• [TASK STATEMENT]
Select every line containing the word "this" from the material, and copy those lines.

• [Dataset entries on figures]
____________________
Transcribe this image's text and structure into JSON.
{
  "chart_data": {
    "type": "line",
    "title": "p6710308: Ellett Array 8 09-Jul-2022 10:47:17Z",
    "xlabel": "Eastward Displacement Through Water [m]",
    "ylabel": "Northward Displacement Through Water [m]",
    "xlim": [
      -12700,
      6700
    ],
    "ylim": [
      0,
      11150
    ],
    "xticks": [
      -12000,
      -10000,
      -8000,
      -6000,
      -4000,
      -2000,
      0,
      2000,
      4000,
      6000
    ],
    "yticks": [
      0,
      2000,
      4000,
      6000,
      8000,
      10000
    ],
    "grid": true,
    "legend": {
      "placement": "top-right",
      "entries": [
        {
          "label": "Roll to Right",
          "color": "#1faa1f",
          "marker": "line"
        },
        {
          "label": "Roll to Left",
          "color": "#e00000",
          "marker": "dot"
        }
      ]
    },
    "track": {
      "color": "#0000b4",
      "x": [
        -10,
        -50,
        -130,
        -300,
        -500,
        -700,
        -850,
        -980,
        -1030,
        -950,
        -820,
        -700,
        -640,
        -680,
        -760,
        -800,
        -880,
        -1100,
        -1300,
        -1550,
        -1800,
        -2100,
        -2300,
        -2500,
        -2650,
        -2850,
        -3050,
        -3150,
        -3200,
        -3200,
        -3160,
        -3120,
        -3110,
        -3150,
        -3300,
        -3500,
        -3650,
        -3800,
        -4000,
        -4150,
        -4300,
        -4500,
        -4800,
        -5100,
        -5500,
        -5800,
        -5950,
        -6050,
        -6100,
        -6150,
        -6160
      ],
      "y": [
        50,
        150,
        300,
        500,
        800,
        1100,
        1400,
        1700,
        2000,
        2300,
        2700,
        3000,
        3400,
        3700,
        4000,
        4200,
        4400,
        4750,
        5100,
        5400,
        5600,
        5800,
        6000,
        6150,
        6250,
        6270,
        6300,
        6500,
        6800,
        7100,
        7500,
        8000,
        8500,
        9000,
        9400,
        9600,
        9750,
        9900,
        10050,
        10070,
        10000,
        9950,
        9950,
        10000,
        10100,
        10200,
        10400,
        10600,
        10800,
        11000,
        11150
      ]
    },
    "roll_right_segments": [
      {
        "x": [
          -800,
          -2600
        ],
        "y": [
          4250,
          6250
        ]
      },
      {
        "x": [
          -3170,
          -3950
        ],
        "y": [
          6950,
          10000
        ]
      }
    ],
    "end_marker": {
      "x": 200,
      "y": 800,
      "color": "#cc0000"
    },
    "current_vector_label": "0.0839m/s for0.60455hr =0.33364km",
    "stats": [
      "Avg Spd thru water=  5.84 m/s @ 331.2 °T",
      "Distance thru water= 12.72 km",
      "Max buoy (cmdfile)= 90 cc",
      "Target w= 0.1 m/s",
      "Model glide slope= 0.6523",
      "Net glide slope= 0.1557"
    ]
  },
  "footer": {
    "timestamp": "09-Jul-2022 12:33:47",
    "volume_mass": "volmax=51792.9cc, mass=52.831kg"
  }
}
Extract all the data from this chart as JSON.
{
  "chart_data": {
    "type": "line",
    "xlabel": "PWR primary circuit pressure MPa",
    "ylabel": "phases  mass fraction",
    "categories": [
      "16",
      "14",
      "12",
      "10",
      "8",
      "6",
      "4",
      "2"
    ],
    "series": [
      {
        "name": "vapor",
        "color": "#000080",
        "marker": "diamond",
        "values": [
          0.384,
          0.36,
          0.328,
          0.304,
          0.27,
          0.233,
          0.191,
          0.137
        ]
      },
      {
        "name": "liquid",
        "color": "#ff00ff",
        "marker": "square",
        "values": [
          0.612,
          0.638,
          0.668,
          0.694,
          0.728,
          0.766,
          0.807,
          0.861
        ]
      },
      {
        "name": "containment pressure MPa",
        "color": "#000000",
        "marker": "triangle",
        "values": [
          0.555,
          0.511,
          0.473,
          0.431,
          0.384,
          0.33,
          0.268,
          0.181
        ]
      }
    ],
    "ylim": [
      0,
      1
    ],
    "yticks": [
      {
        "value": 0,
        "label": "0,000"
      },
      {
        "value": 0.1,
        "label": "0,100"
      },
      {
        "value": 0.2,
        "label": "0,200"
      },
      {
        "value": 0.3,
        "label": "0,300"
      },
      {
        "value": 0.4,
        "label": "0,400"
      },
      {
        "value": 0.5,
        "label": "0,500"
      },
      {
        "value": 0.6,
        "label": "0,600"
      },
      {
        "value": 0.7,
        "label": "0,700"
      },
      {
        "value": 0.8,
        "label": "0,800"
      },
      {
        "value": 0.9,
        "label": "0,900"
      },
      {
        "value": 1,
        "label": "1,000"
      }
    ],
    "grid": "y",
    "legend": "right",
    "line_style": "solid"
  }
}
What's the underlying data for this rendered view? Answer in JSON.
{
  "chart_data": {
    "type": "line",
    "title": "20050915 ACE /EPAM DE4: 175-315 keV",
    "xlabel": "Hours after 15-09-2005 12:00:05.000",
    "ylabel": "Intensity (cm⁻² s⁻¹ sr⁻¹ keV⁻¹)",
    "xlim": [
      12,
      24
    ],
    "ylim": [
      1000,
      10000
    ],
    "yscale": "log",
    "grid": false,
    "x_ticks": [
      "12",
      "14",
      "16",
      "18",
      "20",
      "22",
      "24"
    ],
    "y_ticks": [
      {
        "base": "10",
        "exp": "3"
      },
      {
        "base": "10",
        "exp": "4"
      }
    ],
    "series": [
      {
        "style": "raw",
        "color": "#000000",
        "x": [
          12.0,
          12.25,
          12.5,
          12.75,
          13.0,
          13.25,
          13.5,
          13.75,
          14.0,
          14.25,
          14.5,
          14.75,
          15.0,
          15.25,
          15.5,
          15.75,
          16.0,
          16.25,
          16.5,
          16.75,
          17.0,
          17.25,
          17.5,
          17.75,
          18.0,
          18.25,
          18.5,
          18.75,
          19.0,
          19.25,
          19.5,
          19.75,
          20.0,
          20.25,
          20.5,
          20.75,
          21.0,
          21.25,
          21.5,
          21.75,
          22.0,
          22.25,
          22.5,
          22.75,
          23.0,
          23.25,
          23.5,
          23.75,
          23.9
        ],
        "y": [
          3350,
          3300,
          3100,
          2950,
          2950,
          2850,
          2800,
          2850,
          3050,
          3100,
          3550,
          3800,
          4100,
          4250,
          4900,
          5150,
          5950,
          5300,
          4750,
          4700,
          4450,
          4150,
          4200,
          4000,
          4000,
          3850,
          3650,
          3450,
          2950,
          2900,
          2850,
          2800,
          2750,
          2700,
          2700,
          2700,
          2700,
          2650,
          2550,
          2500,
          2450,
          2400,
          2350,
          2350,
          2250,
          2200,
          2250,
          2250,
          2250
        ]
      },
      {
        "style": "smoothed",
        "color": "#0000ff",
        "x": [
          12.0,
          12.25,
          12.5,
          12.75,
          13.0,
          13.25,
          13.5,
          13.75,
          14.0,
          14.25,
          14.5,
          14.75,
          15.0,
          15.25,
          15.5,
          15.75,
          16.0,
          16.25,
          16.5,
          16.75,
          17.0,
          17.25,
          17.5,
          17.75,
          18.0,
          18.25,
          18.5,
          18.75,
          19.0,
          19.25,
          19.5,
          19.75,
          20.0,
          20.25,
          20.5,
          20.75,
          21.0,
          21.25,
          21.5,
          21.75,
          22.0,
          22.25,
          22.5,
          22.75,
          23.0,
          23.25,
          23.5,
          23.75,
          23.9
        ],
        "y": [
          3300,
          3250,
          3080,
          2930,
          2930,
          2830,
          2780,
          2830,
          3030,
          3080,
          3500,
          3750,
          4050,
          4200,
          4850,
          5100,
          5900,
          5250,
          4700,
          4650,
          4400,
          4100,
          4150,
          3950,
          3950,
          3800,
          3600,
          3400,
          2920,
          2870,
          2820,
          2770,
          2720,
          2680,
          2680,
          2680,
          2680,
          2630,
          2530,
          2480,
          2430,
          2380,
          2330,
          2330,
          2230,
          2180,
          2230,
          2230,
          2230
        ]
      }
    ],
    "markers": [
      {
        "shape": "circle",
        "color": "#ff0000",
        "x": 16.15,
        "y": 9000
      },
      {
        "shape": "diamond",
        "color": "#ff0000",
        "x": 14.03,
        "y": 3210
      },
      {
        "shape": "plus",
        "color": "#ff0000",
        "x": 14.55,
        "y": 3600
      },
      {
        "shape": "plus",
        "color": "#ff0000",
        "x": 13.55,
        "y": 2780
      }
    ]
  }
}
____________________
• [RESULT OF THE EXERCISE]
Transcribe this image's text and structure into JSON.
Extract all the data from this chart as JSON.
What's the underlying data for this rendered view? Answer in JSON.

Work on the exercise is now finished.